Stored data
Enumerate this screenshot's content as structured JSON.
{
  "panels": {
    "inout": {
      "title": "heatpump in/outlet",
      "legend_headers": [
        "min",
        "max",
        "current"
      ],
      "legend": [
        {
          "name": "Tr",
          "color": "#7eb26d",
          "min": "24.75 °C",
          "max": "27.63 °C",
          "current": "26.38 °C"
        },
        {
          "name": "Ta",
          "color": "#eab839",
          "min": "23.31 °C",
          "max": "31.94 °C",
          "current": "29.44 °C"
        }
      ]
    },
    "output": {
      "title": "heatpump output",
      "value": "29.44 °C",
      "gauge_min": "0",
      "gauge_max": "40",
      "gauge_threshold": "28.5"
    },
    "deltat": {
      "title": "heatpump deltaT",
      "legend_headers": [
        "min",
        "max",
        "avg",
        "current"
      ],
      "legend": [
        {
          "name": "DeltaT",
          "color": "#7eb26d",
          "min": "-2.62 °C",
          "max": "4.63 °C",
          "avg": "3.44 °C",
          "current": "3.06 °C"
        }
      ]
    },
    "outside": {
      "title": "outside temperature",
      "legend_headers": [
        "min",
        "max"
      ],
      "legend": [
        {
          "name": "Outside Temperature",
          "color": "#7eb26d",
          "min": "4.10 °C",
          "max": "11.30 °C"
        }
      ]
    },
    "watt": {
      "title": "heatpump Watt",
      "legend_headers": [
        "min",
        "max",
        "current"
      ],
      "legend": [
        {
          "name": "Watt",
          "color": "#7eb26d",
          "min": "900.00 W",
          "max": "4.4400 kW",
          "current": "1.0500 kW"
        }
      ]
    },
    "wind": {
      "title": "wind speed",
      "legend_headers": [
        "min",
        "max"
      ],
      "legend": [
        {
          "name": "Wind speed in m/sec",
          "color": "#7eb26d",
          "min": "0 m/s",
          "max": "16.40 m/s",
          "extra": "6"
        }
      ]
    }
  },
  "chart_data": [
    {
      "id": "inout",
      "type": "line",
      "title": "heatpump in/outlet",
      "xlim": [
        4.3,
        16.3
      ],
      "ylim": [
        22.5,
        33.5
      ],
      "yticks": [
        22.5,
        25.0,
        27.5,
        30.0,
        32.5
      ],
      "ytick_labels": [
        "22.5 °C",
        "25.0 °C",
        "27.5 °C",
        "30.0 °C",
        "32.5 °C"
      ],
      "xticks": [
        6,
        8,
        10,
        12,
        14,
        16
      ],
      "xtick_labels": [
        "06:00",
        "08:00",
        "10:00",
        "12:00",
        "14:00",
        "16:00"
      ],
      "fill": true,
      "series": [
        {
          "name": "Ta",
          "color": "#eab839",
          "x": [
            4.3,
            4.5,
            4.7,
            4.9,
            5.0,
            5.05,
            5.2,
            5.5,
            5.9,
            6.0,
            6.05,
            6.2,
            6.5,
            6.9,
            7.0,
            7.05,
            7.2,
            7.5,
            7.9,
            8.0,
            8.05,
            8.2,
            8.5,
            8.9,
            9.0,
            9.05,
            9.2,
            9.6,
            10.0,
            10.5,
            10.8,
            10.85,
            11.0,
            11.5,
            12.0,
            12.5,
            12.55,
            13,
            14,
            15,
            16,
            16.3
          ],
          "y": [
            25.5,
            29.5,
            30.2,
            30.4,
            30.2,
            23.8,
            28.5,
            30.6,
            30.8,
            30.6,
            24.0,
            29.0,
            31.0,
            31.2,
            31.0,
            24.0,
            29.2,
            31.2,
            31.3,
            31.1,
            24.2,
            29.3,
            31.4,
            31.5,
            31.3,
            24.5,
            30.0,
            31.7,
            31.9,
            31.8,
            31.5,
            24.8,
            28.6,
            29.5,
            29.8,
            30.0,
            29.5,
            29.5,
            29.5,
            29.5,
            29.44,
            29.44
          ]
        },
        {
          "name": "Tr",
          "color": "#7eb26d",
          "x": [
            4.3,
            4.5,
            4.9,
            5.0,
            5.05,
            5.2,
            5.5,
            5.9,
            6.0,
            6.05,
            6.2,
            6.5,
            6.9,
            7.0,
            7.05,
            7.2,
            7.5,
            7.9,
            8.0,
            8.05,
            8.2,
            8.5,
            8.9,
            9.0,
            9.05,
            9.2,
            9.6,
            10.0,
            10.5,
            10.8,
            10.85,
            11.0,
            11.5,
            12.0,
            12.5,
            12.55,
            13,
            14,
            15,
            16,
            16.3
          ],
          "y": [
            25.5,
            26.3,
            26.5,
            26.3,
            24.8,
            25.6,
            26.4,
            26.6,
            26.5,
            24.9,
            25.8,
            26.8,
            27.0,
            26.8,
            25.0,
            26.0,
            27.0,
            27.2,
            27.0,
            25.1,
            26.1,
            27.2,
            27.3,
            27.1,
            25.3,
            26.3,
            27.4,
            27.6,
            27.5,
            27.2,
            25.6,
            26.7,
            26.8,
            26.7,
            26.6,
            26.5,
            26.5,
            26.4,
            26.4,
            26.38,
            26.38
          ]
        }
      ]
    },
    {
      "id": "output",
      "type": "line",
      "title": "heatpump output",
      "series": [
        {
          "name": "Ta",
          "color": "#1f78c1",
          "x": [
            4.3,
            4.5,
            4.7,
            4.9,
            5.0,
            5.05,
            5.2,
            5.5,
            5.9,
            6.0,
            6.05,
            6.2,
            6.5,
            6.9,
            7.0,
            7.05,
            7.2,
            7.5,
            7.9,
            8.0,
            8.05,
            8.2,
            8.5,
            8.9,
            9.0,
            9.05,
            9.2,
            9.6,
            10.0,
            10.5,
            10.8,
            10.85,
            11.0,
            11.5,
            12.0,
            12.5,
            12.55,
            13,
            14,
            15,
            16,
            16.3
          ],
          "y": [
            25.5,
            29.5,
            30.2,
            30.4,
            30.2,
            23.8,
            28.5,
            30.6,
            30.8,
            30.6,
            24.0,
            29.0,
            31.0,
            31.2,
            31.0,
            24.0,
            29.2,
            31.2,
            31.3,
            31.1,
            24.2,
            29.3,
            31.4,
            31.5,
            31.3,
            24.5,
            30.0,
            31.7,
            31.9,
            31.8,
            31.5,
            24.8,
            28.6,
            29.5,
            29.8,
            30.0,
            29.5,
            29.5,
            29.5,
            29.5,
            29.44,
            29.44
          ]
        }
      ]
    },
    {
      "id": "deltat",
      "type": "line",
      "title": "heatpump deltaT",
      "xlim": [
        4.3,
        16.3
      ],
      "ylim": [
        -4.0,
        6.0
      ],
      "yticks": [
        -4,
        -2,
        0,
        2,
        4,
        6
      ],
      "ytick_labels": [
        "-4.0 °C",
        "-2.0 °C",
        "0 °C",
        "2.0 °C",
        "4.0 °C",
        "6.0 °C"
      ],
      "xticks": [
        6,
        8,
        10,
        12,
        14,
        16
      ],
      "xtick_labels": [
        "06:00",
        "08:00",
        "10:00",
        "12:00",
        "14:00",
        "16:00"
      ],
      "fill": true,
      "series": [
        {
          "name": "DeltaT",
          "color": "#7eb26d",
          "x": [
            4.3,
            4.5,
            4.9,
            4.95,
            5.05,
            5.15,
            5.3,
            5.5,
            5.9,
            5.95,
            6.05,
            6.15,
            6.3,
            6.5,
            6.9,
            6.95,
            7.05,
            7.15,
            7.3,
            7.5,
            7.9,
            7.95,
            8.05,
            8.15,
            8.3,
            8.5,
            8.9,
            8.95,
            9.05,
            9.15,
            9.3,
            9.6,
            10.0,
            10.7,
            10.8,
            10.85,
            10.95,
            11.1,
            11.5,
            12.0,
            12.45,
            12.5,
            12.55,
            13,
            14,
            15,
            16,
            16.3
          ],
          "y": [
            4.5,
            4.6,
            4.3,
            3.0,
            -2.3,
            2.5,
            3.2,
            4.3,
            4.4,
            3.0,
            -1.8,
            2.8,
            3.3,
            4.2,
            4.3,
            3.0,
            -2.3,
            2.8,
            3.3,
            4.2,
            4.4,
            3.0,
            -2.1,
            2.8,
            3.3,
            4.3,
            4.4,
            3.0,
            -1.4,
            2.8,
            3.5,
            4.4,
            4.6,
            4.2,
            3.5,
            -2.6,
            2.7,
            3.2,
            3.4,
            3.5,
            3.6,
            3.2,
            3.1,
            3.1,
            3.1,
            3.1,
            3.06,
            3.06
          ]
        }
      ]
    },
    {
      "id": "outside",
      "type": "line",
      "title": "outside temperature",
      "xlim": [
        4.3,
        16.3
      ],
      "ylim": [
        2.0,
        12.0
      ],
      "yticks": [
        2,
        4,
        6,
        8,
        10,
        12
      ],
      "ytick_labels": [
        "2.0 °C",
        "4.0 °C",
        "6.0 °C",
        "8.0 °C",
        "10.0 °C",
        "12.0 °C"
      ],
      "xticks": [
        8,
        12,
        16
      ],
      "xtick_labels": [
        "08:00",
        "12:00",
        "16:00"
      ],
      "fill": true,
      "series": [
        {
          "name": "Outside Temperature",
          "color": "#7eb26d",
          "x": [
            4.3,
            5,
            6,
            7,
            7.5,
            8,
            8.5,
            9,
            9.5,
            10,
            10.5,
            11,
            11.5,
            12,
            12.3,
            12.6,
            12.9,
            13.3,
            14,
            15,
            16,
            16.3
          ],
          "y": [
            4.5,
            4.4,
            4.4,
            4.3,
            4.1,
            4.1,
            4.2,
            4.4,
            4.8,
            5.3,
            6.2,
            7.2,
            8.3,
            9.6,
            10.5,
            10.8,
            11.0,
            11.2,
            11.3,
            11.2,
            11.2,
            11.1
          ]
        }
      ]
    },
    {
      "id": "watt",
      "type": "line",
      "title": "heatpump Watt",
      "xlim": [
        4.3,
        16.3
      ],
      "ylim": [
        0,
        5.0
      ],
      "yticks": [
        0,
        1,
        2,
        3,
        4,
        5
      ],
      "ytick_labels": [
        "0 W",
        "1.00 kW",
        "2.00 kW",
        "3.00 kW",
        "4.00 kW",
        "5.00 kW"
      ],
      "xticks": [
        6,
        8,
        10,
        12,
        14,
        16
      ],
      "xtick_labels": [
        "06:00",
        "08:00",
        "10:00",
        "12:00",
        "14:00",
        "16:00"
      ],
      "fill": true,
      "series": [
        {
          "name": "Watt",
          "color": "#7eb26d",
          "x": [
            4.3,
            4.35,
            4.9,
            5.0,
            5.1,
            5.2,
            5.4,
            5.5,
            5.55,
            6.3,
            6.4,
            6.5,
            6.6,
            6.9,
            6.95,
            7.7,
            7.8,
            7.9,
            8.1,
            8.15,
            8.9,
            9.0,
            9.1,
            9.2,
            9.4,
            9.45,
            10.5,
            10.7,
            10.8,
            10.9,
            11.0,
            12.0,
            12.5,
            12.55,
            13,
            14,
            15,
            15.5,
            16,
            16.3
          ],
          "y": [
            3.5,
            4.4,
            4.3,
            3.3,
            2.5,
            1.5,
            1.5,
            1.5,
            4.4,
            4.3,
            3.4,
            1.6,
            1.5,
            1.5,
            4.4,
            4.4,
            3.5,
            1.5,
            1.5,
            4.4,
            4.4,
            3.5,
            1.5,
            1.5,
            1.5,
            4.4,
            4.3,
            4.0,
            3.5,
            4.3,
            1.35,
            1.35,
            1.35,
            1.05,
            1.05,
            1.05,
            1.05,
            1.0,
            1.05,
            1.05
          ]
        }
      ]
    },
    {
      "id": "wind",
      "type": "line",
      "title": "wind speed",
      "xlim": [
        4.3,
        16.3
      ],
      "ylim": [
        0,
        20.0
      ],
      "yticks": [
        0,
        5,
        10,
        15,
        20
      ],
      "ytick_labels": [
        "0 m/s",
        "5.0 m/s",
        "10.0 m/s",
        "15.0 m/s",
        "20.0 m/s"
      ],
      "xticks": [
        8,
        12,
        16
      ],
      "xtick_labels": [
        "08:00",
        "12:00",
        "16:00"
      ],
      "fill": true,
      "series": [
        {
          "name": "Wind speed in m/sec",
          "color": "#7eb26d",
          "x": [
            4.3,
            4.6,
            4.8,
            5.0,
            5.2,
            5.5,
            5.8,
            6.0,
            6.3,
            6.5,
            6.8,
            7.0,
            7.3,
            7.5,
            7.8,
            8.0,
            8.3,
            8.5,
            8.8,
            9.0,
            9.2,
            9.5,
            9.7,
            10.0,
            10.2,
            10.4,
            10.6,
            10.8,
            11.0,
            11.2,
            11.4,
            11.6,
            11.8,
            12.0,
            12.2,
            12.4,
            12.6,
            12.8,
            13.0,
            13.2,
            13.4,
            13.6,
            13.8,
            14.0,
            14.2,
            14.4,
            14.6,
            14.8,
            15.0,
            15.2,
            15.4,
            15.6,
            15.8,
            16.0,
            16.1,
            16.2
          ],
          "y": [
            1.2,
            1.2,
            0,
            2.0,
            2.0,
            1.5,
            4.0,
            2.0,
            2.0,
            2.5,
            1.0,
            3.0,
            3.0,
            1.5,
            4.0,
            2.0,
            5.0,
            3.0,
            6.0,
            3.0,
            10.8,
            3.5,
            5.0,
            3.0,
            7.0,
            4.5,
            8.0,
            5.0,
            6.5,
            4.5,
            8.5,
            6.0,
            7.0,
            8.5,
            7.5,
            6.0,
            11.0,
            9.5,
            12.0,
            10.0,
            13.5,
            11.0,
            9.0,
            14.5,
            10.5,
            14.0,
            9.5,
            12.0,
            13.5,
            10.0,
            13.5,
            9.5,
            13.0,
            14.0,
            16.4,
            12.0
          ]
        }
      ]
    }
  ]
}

Your instructions
Gather and return every line that holds the string "current".

Solved exercise
        "current"
          "current": "26.38 °C"
          "current": "29.44 °C"
        "current"
          "current": "3.06 °C"
        "current"
          "current": "1.0500 kW"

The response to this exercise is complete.